> [WHAT YOU SHOULD DO]:
Can you reproduce the items below line for line, from the very first one through the line that contains "volume-bar: [327, 384, 330, 474]"?

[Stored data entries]

——————————

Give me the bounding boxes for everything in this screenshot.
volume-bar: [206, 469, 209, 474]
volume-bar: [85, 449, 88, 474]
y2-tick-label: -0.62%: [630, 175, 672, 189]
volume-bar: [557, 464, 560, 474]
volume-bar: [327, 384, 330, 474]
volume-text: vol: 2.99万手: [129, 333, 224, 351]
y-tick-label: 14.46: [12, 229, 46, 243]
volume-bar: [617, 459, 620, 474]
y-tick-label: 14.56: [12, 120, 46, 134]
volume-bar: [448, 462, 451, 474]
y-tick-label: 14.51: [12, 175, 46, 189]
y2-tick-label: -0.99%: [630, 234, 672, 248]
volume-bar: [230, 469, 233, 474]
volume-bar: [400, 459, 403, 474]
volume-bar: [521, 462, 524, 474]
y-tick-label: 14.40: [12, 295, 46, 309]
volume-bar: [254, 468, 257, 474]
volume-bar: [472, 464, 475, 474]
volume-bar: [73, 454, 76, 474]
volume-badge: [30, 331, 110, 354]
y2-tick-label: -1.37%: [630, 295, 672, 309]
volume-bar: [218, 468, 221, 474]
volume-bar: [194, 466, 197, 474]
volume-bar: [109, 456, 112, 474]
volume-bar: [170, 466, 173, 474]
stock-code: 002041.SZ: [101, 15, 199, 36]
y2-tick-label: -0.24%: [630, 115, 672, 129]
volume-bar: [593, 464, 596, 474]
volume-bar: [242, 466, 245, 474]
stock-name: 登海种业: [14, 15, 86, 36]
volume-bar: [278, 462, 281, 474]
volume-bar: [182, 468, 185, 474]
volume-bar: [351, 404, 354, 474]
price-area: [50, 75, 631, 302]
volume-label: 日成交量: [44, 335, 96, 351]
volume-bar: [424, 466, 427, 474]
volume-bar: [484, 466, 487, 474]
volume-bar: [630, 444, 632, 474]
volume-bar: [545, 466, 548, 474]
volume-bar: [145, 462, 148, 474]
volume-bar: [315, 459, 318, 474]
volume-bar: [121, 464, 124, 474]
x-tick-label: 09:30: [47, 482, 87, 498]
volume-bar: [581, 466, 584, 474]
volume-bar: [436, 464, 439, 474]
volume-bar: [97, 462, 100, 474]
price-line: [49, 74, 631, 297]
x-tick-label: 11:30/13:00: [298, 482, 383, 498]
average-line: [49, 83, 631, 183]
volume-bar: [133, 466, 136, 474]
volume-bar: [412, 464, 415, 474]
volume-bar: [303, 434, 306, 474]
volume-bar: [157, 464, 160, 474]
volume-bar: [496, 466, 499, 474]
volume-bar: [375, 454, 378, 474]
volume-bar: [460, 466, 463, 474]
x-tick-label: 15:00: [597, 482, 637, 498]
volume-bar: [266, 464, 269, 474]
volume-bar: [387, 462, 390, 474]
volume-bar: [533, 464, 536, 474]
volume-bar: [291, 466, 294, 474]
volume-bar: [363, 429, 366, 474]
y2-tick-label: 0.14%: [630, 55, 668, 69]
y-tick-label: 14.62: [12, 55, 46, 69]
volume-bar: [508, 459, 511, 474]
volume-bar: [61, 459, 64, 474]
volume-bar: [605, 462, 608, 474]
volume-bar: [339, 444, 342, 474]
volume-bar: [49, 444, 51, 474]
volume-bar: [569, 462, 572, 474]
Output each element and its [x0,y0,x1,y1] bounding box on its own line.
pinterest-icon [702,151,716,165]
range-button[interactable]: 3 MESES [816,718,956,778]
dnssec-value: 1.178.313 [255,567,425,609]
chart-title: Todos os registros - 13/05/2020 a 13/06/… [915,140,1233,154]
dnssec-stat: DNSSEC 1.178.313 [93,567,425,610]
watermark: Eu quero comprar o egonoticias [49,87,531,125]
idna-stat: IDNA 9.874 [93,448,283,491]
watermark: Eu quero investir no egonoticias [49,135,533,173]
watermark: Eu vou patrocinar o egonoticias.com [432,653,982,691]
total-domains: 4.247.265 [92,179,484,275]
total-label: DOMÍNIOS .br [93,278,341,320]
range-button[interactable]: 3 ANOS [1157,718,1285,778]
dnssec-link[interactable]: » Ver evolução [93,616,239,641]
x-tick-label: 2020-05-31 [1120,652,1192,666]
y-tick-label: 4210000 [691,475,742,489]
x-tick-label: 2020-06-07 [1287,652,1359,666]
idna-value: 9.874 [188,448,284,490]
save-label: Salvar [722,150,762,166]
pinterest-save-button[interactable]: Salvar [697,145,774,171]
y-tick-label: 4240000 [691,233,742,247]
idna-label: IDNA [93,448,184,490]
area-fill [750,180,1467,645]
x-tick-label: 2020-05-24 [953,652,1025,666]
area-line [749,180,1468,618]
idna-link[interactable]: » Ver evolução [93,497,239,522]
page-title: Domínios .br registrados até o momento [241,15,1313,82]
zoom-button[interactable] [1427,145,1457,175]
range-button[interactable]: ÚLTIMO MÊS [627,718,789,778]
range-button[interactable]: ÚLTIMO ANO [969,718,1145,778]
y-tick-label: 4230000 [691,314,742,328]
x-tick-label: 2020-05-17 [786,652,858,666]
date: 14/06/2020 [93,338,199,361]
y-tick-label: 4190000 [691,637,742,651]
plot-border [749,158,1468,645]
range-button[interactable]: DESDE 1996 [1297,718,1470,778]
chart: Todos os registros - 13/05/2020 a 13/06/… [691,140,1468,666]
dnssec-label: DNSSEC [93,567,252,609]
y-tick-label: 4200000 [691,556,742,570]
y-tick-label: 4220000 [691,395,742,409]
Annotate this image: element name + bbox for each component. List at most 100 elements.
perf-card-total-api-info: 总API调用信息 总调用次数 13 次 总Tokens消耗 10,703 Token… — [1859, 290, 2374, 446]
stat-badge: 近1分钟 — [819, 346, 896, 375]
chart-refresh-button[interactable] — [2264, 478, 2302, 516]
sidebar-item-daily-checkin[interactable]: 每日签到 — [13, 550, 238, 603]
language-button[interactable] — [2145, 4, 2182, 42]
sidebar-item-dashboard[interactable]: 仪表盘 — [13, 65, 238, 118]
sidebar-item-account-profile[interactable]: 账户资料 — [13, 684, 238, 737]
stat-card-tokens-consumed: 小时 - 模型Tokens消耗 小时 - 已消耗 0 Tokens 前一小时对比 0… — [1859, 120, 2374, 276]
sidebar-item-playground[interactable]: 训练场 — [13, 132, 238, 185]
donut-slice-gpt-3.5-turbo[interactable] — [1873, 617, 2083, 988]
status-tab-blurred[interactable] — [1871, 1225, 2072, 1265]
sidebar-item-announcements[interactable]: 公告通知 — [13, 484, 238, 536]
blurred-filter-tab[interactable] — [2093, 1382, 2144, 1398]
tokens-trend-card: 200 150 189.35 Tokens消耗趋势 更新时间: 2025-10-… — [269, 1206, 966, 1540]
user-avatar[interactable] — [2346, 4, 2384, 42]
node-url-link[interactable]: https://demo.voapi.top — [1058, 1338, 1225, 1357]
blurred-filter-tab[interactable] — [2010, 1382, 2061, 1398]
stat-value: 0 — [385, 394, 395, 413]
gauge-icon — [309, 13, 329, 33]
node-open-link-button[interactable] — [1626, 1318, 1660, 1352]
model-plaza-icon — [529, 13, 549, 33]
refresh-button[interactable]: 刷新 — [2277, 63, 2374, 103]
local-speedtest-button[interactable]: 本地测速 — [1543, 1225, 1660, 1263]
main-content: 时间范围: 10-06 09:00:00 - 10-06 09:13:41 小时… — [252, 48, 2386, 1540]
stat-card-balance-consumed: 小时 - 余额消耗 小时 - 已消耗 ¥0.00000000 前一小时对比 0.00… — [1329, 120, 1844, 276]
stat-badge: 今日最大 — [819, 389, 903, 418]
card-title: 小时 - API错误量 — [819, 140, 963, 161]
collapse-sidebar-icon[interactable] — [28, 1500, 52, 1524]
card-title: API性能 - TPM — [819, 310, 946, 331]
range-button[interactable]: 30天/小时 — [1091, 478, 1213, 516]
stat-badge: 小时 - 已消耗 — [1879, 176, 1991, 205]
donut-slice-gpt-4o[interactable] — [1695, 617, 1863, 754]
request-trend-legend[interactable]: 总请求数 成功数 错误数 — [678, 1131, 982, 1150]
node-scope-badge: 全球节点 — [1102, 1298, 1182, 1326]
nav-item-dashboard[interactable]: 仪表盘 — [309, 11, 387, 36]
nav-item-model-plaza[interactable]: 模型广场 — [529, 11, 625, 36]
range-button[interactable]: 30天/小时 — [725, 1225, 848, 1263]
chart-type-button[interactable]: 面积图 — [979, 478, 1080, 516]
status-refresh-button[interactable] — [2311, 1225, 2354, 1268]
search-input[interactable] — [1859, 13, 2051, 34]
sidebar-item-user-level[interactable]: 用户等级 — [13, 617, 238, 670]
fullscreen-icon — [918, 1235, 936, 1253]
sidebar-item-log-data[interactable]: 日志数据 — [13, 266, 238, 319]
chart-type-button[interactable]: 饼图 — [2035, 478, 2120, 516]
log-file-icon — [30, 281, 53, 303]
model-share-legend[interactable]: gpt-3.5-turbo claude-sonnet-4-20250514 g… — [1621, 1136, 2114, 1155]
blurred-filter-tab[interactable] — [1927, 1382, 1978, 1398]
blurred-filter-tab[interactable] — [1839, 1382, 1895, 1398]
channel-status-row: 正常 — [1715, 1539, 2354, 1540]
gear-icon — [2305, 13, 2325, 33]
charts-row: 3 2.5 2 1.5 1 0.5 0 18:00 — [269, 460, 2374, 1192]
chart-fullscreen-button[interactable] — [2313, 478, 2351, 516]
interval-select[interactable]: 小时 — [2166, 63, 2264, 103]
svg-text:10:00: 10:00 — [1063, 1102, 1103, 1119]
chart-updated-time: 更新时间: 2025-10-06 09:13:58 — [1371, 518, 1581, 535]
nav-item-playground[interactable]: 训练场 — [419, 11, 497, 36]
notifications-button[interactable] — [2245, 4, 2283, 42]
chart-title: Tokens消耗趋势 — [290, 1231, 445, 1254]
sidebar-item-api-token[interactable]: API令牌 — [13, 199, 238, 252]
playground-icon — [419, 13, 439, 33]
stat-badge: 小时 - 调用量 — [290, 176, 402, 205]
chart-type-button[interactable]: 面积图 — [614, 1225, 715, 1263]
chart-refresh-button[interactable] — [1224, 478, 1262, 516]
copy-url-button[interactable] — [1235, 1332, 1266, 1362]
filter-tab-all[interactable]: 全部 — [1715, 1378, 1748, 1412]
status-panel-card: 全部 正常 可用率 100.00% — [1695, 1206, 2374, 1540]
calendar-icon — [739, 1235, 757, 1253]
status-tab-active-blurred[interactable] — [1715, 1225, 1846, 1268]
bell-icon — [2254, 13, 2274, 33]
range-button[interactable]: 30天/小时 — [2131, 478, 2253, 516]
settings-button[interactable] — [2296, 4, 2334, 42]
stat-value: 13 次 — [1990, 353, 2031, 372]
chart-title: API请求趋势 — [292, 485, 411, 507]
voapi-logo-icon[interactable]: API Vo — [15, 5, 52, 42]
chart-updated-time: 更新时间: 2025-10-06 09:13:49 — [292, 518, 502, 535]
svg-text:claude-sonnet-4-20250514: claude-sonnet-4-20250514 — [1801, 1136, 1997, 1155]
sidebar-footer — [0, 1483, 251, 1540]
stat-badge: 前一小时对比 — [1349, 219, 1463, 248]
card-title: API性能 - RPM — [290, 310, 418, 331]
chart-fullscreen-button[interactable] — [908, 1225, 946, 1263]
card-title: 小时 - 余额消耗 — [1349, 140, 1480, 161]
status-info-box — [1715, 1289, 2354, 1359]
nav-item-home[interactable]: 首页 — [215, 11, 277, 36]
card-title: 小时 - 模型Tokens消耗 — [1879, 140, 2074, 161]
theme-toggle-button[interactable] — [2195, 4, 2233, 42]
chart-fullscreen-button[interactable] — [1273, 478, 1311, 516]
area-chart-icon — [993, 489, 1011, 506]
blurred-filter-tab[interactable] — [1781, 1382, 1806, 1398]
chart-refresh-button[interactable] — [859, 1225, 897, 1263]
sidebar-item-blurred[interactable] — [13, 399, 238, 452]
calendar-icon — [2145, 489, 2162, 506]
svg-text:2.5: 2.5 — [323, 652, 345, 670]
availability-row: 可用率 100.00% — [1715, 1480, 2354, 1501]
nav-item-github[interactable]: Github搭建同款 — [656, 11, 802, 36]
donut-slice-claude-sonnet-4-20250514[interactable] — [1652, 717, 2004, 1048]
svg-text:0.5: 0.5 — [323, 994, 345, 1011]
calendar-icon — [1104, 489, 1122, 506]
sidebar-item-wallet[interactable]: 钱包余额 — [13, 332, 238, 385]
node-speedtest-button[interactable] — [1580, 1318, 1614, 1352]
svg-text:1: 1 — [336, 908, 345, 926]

——————————

> [OUTPUT OF THE TASK]:
Give me the bounding boxes for everything in this screenshot.
volume-bar: [206, 469, 209, 474]
volume-bar: [85, 449, 88, 474]
y2-tick-label: -0.62%: [630, 175, 672, 189]
volume-bar: [557, 464, 560, 474]
volume-bar: [327, 384, 330, 474]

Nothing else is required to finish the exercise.